■ Task goal ■
Go through the entries below and pick out every line with "Actuator".

------------------------------------------------------------

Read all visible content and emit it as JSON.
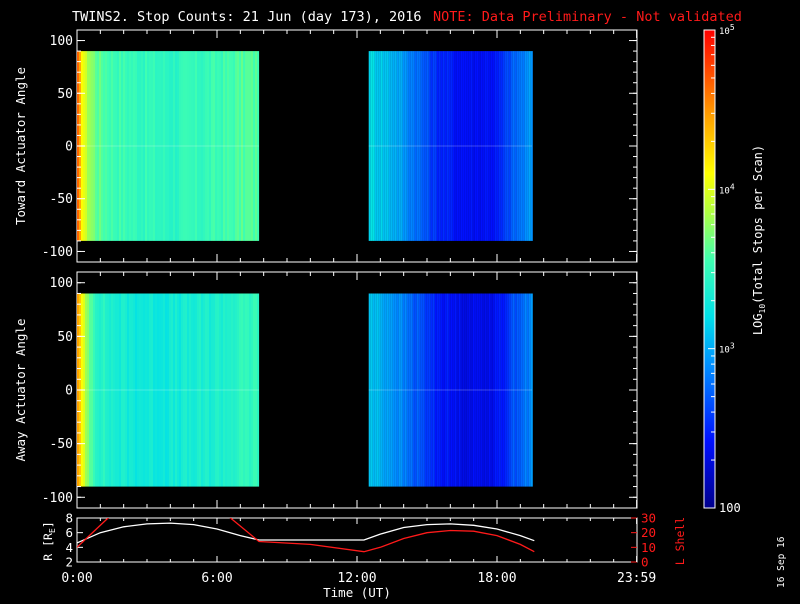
{
  "title": {
    "main": "TWINS2. Stop Counts: 21 Jun (day 173), 2016",
    "note": "NOTE: Data Preliminary - Not validated"
  },
  "colorbar": {
    "label_prefix": "LOG",
    "label_sub": "10",
    "label_suffix": "(Total Stops per Scan)",
    "scale": "log",
    "range": [
      100,
      100000
    ],
    "ticks": [
      {
        "value": 100000,
        "base": "10",
        "exp": "5"
      },
      {
        "value": 10000,
        "base": "10",
        "exp": "4"
      },
      {
        "value": 1000,
        "base": "10",
        "exp": "3"
      },
      {
        "value": 100,
        "base": "100",
        "exp": ""
      }
    ]
  },
  "date_stamp": "16 Sep 16",
  "colors": {
    "orange": "#ff7a00",
    "yellow": "#e6ff32",
    "green": "#9aff5a",
    "cyan": "#1ed4e8",
    "blue": "#0040ff",
    "deep_blue": "#0000b4",
    "line_r": "#ffffff",
    "line_lshell": "#ff1a1a"
  },
  "chart_data": [
    {
      "type": "heatmap",
      "name": "toward",
      "ylabel": "Toward Actuator Angle",
      "ylim": [
        -110,
        110
      ],
      "yticks": [
        "100",
        "50",
        "0",
        "-50",
        "-100"
      ],
      "ytick_values": [
        100,
        50,
        0,
        -50,
        -100
      ],
      "xlim": [
        0,
        24
      ],
      "angle_range": [
        -90,
        90
      ],
      "segments": [
        {
          "start_hour": 0.0,
          "end_hour": 7.8,
          "profile": [
            [
              0.0,
              4.6
            ],
            [
              0.15,
              4.2
            ],
            [
              0.35,
              3.9
            ],
            [
              0.8,
              3.65
            ],
            [
              1.5,
              3.55
            ],
            [
              2.5,
              3.5
            ],
            [
              4.0,
              3.45
            ],
            [
              5.5,
              3.5
            ],
            [
              6.5,
              3.55
            ],
            [
              7.0,
              3.6
            ],
            [
              7.8,
              3.6
            ]
          ]
        },
        {
          "start_hour": 12.5,
          "end_hour": 19.5,
          "profile": [
            [
              12.5,
              3.2
            ],
            [
              13.5,
              3.05
            ],
            [
              14.5,
              2.8
            ],
            [
              15.3,
              2.55
            ],
            [
              16.0,
              2.45
            ],
            [
              17.0,
              2.4
            ],
            [
              18.0,
              2.45
            ],
            [
              18.6,
              2.7
            ],
            [
              19.5,
              2.95
            ]
          ]
        }
      ]
    },
    {
      "type": "heatmap",
      "name": "away",
      "ylabel": "Away Actuator Angle",
      "ylim": [
        -110,
        110
      ],
      "yticks": [
        "100",
        "50",
        "0",
        "-50",
        "-100"
      ],
      "ytick_values": [
        100,
        50,
        0,
        -50,
        -100
      ],
      "xlim": [
        0,
        24
      ],
      "angle_range": [
        -90,
        90
      ],
      "segments": [
        {
          "start_hour": 0.0,
          "end_hour": 7.8,
          "profile": [
            [
              0.0,
              4.5
            ],
            [
              0.15,
              4.1
            ],
            [
              0.35,
              3.8
            ],
            [
              0.8,
              3.45
            ],
            [
              1.5,
              3.35
            ],
            [
              2.5,
              3.3
            ],
            [
              4.0,
              3.3
            ],
            [
              5.5,
              3.35
            ],
            [
              6.5,
              3.4
            ],
            [
              7.0,
              3.45
            ],
            [
              7.8,
              3.5
            ]
          ]
        },
        {
          "start_hour": 12.5,
          "end_hour": 19.5,
          "profile": [
            [
              12.5,
              3.1
            ],
            [
              13.5,
              2.95
            ],
            [
              14.5,
              2.7
            ],
            [
              15.3,
              2.5
            ],
            [
              16.0,
              2.4
            ],
            [
              17.0,
              2.35
            ],
            [
              18.0,
              2.4
            ],
            [
              18.6,
              2.65
            ],
            [
              19.5,
              2.9
            ]
          ]
        }
      ]
    },
    {
      "type": "line",
      "name": "orbit",
      "xlabel": "Time (UT)",
      "xlim": [
        0,
        24
      ],
      "xticks": [
        0,
        6,
        12,
        18,
        23.983
      ],
      "xtick_labels": [
        "0:00",
        "6:00",
        "12:00",
        "18:00",
        "23:59"
      ],
      "ylabel_left": "R [R",
      "ylabel_left_sub": "E",
      "ylabel_left_suffix": "]",
      "ylim_left": [
        2,
        8
      ],
      "yticks_left": [
        "8",
        "6",
        "4",
        "2"
      ],
      "ytick_values_left": [
        8,
        6,
        4,
        2
      ],
      "ylabel_right": "L Shell",
      "ylim_right": [
        0,
        30
      ],
      "yticks_right": [
        "30",
        "20",
        "10",
        "0"
      ],
      "ytick_values_right": [
        30,
        20,
        10,
        0
      ],
      "series": [
        {
          "axis": "left",
          "points": [
            [
              0,
              4.6
            ],
            [
              1,
              6.0
            ],
            [
              2,
              6.8
            ],
            [
              3,
              7.2
            ],
            [
              4,
              7.3
            ],
            [
              5,
              7.1
            ],
            [
              6,
              6.5
            ],
            [
              7,
              5.6
            ],
            [
              7.8,
              5.0
            ],
            [
              10,
              5.0
            ],
            [
              12.3,
              5.0
            ],
            [
              13,
              5.8
            ],
            [
              14,
              6.7
            ],
            [
              15,
              7.1
            ],
            [
              16,
              7.2
            ],
            [
              17,
              7.0
            ],
            [
              18,
              6.5
            ],
            [
              19,
              5.6
            ],
            [
              19.6,
              4.9
            ]
          ]
        },
        {
          "axis": "right",
          "points": [
            [
              0,
              10
            ],
            [
              1.2,
              28
            ],
            [
              1.4,
              31
            ],
            [
              6.5,
              31
            ],
            [
              7.8,
              14
            ],
            [
              10,
              12
            ],
            [
              12.3,
              7
            ],
            [
              13,
              10
            ],
            [
              14,
              16
            ],
            [
              15,
              20
            ],
            [
              16,
              21.5
            ],
            [
              17,
              21
            ],
            [
              18,
              18
            ],
            [
              19,
              12
            ],
            [
              19.6,
              7
            ]
          ]
        }
      ]
    }
  ]
}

------------------------------------------------------------

■ Final result ■
      "ylabel": "Toward Actuator Angle",
      "ylabel": "Away Actuator Angle",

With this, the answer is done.